In the listing below, locate the lines bearing the word "ylabel". Copy every one of them.

→ RECORDS SUPPLIED:
++++

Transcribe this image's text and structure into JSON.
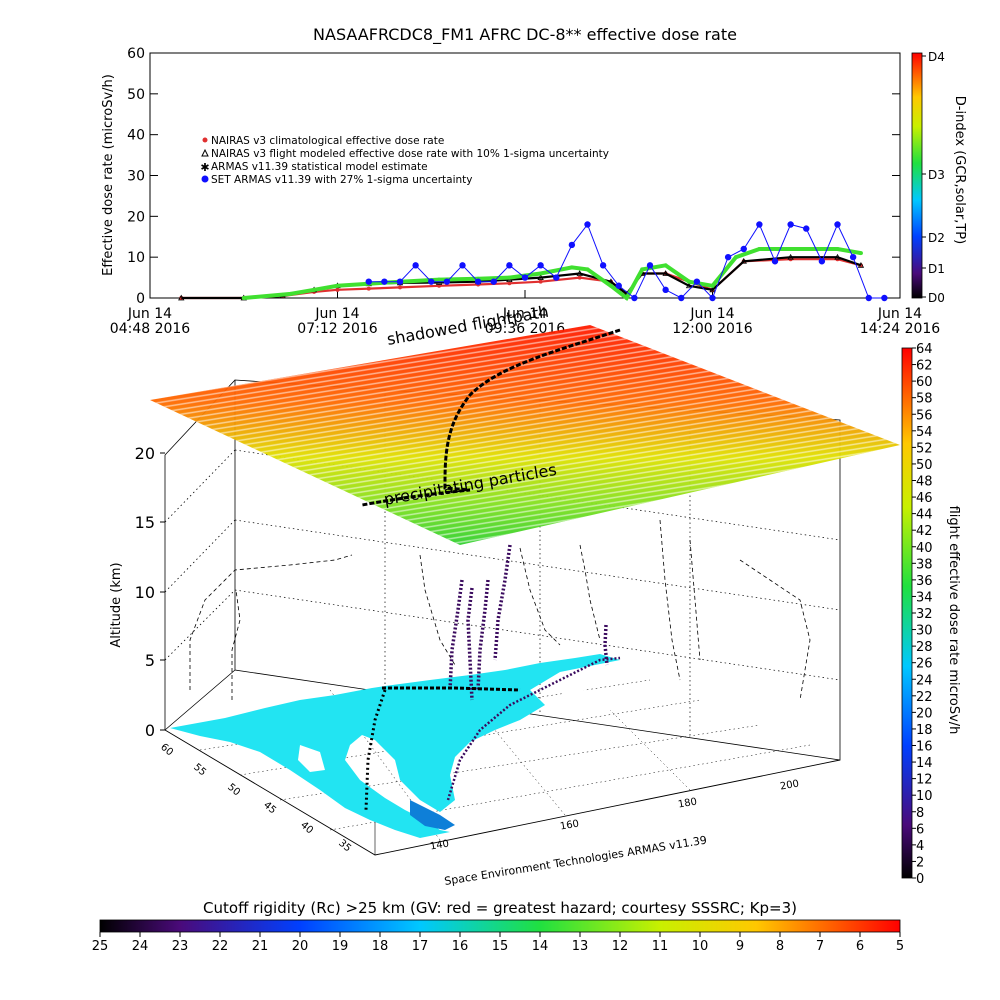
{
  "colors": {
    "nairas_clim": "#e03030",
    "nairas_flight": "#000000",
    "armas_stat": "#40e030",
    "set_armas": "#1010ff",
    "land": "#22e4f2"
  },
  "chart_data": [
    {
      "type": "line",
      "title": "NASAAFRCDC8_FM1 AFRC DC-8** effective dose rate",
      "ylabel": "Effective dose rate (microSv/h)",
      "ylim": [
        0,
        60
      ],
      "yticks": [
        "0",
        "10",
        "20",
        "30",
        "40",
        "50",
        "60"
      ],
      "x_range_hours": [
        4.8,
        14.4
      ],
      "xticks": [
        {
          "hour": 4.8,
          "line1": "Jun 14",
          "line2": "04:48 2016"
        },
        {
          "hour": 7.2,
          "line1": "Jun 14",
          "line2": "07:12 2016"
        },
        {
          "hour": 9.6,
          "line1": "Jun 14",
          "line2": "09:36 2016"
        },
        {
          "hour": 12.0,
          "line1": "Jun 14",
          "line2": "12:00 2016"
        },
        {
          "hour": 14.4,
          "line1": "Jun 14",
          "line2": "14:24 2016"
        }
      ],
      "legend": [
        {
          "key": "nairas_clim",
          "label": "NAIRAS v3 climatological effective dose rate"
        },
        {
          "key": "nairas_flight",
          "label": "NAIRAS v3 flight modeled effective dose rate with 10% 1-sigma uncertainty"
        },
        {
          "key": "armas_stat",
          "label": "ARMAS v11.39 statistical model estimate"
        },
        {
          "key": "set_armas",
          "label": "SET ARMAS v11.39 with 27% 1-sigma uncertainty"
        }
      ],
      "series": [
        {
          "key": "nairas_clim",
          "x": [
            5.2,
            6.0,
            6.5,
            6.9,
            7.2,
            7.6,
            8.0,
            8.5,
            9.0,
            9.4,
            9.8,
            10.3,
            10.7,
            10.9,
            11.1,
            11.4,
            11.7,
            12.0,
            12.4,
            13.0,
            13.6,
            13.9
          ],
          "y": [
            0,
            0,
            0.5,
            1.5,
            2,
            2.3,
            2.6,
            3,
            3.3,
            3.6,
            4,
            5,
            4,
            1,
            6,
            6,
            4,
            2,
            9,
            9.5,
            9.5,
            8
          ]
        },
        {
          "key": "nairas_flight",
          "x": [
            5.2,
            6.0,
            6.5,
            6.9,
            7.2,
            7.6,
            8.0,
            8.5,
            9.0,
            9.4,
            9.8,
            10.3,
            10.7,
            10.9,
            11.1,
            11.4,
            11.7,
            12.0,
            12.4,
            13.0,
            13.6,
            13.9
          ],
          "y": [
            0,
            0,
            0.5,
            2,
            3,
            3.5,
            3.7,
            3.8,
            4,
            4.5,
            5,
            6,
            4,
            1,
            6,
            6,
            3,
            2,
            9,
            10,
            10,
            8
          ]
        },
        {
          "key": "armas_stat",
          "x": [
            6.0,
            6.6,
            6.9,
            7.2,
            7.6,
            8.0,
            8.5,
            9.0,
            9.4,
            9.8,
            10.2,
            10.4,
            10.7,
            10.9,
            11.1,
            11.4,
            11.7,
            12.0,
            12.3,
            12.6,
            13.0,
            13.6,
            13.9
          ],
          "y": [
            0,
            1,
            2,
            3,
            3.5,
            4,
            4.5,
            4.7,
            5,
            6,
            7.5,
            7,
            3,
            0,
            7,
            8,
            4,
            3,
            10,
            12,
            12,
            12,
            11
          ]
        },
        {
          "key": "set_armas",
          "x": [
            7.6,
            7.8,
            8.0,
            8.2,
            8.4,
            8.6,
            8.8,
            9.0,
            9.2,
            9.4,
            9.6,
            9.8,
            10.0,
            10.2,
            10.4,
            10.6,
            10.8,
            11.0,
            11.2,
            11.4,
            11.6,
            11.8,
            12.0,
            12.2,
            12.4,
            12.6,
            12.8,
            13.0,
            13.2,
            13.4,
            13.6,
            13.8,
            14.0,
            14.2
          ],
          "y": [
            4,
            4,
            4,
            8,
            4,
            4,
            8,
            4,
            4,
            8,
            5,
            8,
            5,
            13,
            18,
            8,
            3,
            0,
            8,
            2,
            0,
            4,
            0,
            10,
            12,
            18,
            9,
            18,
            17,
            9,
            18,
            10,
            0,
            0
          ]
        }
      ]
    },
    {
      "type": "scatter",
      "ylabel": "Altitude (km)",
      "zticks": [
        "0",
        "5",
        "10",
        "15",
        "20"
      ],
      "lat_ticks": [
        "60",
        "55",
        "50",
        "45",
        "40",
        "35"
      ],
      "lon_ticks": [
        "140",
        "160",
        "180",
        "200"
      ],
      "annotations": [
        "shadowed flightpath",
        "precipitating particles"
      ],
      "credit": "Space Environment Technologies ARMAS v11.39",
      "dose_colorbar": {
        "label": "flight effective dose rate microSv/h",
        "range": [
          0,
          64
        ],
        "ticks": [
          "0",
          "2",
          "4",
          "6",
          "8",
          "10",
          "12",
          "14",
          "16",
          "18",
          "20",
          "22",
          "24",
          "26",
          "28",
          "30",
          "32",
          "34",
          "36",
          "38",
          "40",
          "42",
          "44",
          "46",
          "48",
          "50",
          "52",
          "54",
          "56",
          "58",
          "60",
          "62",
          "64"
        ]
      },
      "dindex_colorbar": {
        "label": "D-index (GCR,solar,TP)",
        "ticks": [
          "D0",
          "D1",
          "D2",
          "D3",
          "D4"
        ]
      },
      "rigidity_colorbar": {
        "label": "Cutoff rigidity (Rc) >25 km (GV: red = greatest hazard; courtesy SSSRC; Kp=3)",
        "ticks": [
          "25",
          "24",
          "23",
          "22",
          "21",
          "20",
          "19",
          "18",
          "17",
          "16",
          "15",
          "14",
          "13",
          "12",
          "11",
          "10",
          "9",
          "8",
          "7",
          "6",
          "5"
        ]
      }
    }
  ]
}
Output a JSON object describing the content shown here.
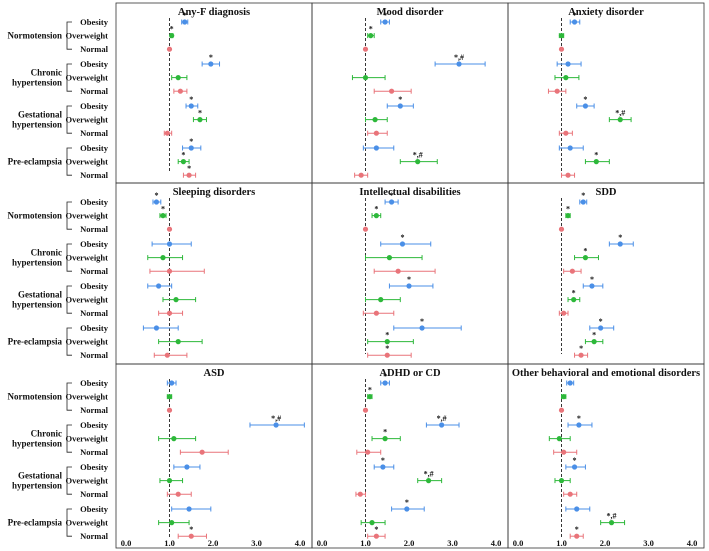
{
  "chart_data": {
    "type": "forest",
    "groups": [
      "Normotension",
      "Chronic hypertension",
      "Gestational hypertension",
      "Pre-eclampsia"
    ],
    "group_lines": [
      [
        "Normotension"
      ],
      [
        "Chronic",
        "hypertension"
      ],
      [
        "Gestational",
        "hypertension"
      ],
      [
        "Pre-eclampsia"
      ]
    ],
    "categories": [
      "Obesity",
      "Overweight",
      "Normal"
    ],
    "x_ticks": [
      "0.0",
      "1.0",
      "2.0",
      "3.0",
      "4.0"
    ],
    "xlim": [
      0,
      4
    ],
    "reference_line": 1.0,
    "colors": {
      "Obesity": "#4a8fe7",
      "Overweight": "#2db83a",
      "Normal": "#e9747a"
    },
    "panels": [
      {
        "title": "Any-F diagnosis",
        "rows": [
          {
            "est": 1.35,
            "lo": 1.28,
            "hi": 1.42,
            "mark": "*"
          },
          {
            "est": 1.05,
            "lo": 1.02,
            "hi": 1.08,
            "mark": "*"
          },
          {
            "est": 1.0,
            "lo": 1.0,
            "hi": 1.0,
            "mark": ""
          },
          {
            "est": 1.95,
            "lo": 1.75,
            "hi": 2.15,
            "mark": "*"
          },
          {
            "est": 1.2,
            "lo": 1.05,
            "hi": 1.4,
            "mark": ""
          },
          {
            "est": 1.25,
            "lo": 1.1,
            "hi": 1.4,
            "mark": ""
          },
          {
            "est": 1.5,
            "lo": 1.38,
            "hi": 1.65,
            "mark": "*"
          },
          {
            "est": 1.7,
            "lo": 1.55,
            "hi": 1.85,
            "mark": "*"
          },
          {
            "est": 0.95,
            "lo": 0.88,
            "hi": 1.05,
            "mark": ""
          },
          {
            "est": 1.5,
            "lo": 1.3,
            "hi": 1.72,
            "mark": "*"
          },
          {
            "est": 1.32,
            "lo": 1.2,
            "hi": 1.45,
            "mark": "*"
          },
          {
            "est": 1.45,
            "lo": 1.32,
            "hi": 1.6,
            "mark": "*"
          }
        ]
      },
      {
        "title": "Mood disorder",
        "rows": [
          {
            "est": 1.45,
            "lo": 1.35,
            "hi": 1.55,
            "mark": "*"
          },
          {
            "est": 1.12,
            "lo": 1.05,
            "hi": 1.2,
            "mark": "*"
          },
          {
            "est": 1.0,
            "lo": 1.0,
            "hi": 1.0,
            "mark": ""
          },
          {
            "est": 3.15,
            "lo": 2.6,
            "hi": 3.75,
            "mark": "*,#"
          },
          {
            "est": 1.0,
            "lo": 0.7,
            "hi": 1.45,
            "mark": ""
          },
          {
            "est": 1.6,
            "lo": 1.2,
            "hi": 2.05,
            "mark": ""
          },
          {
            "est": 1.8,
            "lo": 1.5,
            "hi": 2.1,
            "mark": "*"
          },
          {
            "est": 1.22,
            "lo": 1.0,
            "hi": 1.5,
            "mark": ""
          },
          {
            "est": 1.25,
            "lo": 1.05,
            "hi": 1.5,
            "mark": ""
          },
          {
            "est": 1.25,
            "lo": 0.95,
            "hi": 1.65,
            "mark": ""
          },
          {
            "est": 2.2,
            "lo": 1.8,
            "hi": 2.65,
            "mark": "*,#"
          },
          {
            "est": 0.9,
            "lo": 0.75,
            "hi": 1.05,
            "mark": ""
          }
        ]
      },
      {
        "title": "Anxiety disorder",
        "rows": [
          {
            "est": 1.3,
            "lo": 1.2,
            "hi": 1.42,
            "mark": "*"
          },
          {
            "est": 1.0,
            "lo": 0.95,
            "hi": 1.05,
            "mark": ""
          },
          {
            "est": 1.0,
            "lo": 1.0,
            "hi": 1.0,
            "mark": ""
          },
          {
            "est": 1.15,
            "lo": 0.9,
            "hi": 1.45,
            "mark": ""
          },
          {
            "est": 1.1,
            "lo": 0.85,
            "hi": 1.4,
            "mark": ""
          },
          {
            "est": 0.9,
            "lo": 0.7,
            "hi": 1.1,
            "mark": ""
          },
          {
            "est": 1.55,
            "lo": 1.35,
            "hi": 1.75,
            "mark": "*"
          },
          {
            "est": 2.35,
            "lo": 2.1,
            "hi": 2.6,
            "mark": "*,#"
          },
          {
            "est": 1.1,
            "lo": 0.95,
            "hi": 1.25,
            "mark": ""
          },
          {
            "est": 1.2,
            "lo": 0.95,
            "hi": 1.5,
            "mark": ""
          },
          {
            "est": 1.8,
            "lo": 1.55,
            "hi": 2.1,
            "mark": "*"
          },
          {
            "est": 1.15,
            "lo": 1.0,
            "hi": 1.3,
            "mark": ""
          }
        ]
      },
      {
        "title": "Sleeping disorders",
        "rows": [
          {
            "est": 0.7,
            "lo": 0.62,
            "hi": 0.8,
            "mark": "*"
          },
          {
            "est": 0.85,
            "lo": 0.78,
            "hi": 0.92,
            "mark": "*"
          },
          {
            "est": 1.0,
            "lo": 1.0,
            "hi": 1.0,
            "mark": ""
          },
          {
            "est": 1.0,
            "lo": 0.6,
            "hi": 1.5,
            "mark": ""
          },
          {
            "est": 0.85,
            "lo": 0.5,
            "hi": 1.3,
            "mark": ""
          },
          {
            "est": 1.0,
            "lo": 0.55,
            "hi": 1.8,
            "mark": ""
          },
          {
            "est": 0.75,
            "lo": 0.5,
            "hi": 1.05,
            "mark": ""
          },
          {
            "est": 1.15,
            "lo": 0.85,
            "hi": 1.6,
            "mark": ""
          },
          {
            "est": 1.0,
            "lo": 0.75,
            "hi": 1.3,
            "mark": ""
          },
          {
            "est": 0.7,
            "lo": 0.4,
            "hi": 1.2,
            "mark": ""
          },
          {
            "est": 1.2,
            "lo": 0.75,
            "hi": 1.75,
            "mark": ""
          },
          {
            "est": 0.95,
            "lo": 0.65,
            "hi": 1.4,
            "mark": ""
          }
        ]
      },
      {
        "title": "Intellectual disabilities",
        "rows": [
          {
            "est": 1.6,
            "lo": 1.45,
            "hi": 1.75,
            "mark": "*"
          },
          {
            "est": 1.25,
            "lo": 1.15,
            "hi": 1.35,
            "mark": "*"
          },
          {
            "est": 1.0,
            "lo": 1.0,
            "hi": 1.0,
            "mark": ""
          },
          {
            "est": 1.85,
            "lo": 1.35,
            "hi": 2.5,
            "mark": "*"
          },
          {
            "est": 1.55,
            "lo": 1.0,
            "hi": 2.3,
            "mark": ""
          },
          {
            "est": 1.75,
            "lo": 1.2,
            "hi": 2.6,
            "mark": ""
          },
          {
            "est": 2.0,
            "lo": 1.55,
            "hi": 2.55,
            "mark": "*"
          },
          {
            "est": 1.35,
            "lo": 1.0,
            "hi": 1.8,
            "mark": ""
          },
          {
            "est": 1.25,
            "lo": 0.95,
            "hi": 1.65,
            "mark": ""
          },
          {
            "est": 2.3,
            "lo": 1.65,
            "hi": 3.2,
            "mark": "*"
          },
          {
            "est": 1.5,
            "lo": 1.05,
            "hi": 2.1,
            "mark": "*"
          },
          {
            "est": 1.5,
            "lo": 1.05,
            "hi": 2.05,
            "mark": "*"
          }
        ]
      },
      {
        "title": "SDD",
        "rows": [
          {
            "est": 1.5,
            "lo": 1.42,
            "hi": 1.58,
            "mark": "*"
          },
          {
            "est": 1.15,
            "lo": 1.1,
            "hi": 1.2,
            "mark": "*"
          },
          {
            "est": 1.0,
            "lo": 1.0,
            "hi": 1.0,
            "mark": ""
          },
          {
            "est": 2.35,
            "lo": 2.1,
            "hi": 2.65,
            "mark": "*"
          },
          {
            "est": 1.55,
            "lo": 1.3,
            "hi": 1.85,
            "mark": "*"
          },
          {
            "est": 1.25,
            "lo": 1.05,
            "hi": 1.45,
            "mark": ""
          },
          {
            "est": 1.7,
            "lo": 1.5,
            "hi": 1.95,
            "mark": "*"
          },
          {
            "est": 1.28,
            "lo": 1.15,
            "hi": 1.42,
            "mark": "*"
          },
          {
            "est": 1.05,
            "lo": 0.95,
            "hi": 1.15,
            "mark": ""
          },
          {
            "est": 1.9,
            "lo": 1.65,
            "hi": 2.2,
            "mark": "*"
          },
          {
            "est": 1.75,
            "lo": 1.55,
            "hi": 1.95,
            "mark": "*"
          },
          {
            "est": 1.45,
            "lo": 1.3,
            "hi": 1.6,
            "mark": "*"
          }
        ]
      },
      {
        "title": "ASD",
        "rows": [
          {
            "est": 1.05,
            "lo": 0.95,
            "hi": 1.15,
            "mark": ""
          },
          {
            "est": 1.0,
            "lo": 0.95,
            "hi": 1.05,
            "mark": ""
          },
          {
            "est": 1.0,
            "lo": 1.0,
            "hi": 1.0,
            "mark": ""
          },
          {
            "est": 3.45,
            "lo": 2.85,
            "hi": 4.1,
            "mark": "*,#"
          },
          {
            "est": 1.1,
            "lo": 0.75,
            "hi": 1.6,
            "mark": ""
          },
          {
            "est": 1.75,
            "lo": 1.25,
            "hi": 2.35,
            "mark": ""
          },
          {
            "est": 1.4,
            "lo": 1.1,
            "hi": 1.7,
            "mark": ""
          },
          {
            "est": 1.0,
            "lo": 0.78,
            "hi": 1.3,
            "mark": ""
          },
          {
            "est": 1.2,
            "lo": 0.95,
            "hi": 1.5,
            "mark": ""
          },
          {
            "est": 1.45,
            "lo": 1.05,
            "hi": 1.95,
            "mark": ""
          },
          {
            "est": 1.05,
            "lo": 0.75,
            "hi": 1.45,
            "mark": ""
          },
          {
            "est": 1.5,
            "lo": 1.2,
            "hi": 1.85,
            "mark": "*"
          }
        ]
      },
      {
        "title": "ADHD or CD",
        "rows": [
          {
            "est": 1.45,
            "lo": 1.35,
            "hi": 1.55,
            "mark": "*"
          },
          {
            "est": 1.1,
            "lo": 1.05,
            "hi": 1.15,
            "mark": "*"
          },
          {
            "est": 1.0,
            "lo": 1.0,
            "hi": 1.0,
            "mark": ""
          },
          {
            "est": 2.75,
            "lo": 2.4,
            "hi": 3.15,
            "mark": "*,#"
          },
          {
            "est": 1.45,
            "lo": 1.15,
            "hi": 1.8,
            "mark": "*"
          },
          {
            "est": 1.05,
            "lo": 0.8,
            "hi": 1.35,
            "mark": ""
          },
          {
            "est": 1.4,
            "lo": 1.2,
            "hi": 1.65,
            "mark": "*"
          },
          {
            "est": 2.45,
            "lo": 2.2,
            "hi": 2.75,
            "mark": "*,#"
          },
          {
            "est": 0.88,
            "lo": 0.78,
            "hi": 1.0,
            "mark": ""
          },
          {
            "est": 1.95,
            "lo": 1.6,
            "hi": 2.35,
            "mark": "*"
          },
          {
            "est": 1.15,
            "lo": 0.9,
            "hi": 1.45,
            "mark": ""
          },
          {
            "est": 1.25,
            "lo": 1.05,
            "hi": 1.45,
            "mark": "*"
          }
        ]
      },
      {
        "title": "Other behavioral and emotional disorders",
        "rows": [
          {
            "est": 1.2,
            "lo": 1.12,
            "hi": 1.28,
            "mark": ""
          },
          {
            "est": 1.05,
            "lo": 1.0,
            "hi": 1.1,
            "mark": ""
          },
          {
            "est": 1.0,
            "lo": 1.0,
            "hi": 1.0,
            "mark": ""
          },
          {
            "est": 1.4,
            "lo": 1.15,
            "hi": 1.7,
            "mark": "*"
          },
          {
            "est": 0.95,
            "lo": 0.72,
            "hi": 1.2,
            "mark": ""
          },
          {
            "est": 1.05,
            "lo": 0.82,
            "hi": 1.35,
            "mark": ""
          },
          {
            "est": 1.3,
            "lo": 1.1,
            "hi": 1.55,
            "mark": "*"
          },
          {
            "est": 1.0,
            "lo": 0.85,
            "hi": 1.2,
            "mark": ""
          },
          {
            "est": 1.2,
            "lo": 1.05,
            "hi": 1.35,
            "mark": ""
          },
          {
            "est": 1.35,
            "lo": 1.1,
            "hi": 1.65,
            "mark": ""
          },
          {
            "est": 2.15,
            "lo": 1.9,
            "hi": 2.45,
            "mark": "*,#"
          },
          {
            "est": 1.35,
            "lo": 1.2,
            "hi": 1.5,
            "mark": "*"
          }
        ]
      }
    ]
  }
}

++++

→ EXERCISE RESULT:
      "ylabel": "Effective dose rate (microSv/h)",
      "ylabel": "Altitude (km)",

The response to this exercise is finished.